## Records for this exercise
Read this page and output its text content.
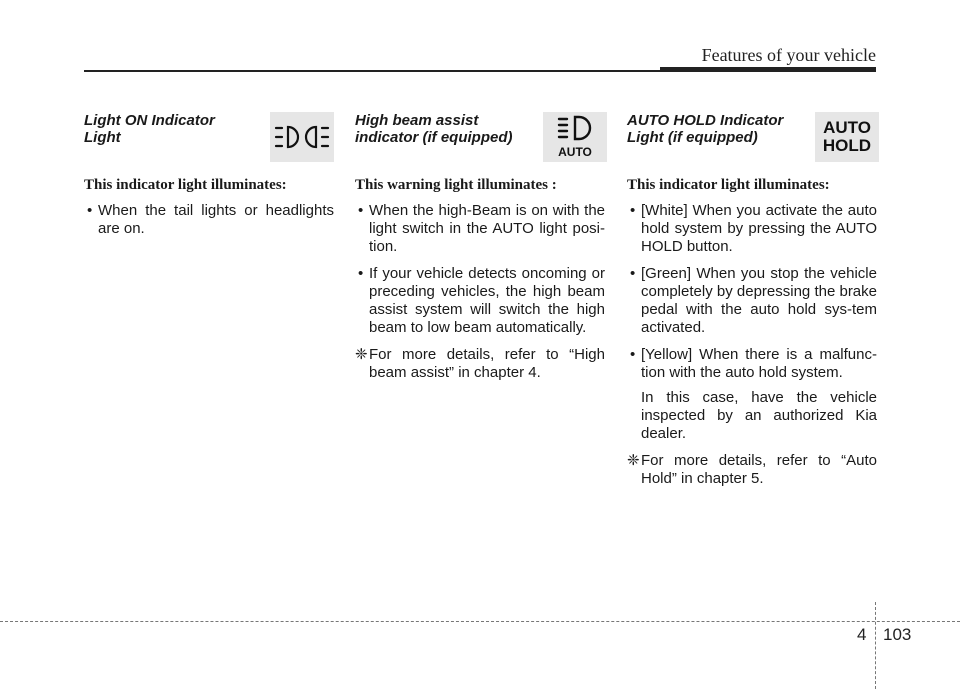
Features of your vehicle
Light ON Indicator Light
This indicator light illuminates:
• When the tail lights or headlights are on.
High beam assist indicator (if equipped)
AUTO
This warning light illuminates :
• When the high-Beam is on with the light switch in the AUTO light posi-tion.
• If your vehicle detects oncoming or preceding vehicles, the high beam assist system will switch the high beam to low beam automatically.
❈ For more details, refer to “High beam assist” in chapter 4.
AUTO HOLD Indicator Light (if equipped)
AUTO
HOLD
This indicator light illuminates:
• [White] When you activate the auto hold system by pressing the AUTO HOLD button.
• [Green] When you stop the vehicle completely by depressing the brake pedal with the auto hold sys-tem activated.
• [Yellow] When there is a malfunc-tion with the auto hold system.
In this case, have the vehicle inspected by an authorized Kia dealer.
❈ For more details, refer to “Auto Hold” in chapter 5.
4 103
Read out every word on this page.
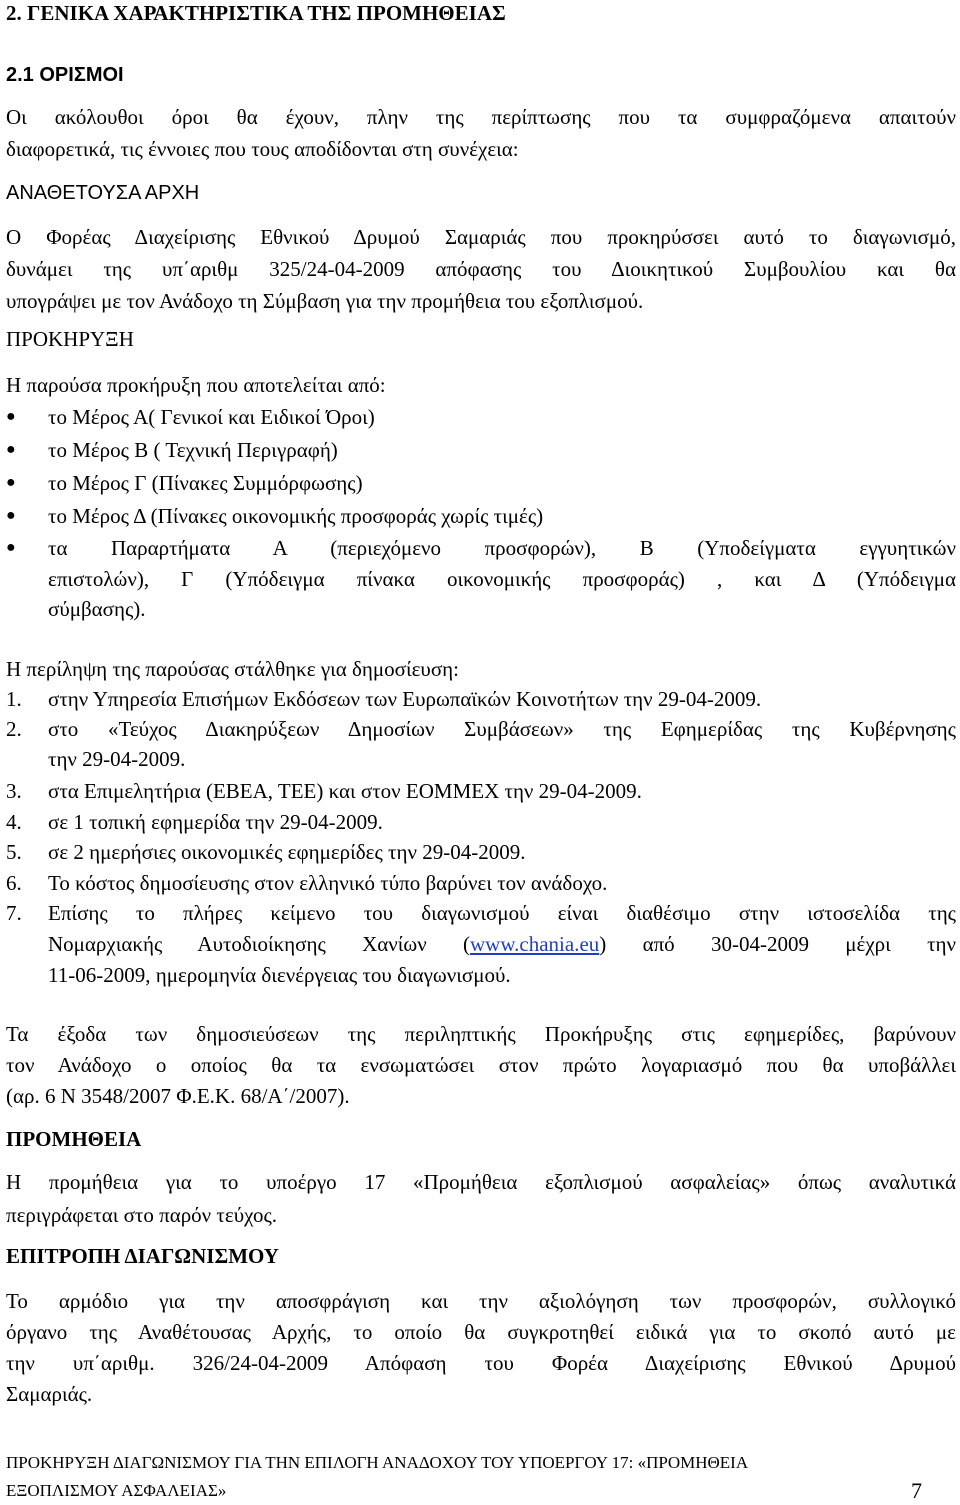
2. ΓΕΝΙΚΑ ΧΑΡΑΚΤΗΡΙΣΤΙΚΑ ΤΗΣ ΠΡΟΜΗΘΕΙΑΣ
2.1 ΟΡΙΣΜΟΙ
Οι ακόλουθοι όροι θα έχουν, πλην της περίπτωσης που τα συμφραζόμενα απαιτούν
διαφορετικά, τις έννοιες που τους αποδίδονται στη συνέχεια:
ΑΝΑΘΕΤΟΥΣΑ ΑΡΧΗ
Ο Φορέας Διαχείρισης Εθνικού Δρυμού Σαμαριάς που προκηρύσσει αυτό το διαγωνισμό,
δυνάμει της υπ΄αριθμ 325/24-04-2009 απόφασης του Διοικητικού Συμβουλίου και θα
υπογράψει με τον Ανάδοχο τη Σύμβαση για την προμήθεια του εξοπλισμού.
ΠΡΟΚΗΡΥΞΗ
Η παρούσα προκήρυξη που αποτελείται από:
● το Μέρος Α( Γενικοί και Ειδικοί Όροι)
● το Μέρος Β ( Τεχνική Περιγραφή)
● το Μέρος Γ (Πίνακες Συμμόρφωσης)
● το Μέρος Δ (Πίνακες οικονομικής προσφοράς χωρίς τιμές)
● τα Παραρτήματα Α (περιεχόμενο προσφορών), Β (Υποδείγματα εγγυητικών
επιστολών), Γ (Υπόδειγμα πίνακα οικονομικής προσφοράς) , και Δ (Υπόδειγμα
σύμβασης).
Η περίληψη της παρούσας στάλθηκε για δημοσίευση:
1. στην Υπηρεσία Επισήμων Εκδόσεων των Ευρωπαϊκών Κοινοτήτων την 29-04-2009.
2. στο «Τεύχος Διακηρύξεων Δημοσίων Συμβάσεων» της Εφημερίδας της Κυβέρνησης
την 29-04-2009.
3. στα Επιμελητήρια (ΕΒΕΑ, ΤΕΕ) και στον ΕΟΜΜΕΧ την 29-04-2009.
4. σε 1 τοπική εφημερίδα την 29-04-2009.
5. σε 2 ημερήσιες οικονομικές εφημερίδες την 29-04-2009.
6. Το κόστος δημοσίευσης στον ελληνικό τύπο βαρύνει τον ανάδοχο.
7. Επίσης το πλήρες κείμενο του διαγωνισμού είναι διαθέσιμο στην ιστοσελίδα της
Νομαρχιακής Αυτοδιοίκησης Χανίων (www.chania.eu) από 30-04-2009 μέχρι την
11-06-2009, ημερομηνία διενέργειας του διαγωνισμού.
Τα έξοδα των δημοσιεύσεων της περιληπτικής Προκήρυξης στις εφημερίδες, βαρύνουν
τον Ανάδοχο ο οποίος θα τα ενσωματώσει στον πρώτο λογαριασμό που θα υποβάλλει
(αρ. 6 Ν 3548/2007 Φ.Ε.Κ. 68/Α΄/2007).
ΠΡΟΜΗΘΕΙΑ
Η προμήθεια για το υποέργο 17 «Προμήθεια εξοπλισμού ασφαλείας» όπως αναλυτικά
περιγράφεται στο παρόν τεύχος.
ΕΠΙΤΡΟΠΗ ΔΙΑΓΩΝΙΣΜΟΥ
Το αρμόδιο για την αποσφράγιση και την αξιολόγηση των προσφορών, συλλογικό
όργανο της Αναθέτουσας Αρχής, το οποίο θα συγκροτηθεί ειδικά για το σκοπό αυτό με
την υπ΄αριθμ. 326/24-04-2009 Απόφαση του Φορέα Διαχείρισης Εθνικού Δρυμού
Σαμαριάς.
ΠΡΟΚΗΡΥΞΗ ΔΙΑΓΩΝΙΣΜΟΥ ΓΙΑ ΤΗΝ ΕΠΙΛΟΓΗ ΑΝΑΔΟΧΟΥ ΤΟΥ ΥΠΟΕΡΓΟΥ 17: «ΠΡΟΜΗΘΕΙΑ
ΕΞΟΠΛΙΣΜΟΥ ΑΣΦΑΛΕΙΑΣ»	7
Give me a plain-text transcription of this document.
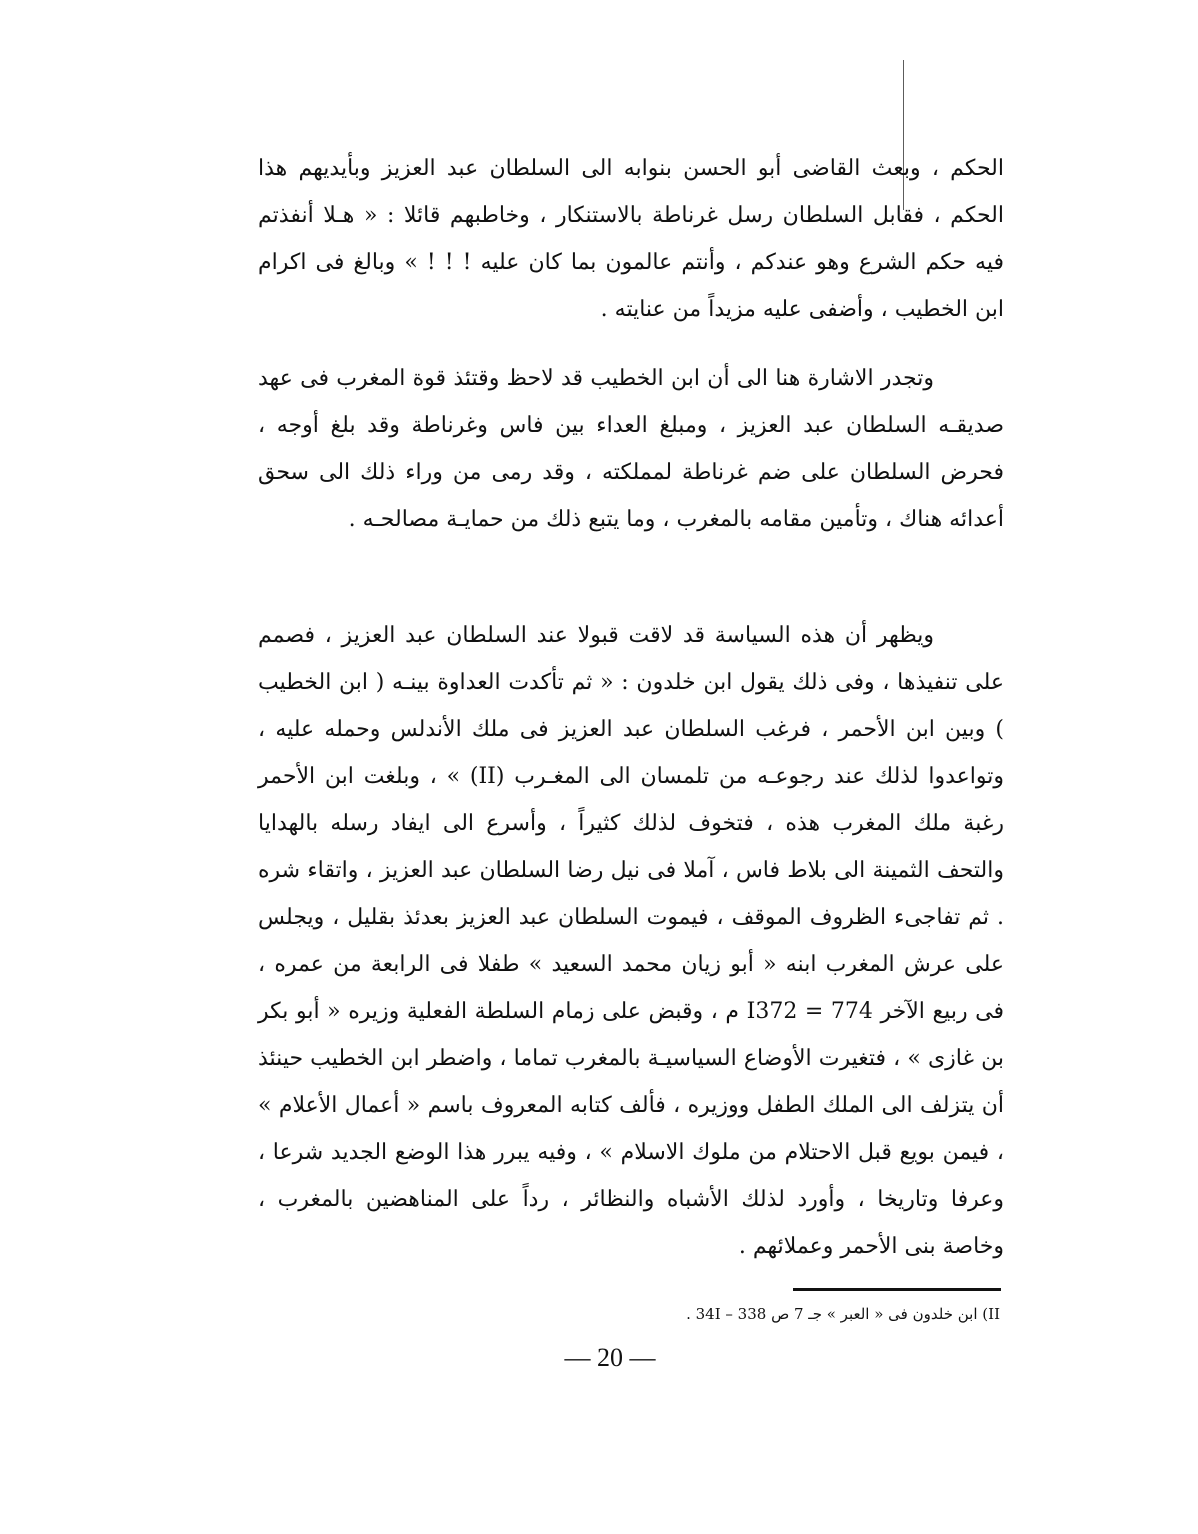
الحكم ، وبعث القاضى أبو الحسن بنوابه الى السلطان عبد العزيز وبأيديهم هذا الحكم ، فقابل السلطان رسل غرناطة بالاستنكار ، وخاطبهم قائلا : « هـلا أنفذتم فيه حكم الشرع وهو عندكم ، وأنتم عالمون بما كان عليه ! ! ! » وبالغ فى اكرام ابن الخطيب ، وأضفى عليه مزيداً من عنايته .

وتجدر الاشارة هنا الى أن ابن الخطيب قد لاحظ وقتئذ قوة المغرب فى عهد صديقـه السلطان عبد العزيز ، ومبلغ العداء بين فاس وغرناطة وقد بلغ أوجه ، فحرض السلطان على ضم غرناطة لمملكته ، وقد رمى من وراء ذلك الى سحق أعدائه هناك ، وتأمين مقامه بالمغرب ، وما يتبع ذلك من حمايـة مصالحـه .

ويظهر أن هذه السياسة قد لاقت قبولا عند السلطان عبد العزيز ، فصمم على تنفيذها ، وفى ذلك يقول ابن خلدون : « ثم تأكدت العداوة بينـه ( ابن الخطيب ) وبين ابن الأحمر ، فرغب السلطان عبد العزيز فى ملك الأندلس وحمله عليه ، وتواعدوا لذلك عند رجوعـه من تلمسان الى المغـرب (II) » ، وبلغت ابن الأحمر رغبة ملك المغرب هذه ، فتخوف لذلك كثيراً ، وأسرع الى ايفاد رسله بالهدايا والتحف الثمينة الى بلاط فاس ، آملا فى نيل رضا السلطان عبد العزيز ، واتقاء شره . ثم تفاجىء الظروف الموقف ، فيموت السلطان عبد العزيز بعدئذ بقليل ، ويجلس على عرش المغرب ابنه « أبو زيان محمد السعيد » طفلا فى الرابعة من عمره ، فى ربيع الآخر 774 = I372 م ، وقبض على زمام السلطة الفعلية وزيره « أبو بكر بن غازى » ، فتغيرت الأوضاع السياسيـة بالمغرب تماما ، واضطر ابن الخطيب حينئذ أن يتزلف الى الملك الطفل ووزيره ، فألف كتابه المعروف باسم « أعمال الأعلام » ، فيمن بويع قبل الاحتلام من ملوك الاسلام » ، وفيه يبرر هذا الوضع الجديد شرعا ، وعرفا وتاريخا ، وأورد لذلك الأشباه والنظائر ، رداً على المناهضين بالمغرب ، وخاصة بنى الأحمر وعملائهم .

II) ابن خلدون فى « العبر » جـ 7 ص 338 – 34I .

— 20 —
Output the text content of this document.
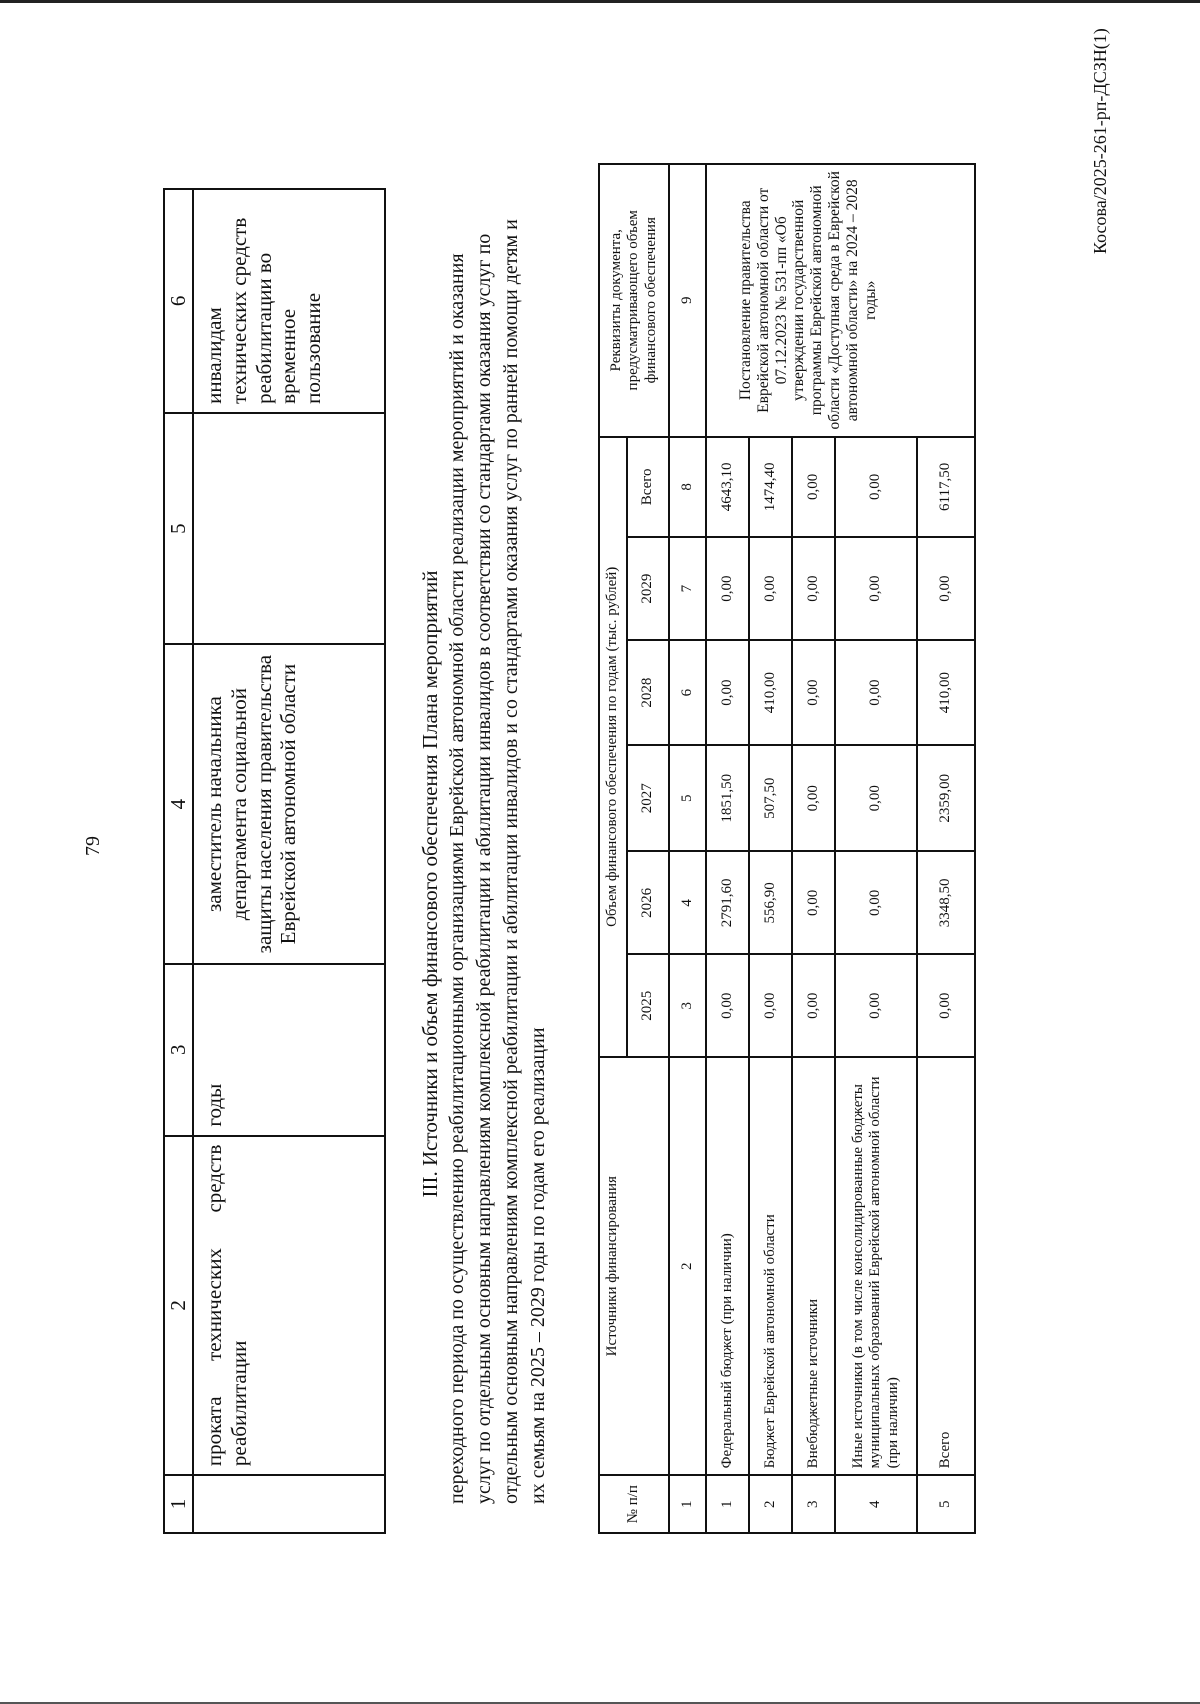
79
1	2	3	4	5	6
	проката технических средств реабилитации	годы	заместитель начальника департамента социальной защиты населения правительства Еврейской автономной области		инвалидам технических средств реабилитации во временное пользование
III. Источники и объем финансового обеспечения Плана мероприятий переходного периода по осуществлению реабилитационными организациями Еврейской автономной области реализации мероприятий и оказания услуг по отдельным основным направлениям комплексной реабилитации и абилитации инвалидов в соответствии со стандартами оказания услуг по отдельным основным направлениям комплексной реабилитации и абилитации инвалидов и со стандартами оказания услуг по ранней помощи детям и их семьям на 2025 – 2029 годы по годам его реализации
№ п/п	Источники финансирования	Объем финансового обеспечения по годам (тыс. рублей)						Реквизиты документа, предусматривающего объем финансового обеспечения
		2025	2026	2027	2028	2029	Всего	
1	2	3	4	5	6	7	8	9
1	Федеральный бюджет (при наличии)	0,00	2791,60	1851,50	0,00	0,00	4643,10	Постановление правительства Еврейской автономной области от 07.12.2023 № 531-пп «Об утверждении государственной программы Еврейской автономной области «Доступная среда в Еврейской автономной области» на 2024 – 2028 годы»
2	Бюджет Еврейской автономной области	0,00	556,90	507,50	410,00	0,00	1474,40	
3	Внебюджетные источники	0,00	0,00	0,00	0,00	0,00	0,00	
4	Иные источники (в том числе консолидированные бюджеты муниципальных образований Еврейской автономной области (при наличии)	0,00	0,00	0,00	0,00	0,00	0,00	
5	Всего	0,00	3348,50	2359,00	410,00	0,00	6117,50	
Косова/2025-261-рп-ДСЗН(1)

## Problem requirements
Select and copy every line of the material that holds the string "наличии".

## Answer in full
1	Федеральный бюджет (при наличии)	0,00	2791,60	1851,50	0,00	0,00	4643,10	Постановление правительства Еврейской автономной области от 07.12.2023 № 531-пп «Об утверждении государственной программы Еврейской автономной области «Доступная среда в Еврейской автономной области» на 2024 – 2028 годы»
4	Иные источники (в том числе консолидированные бюджеты муниципальных образований Еврейской автономной области (при наличии)	0,00	0,00	0,00	0,00	0,00	0,00	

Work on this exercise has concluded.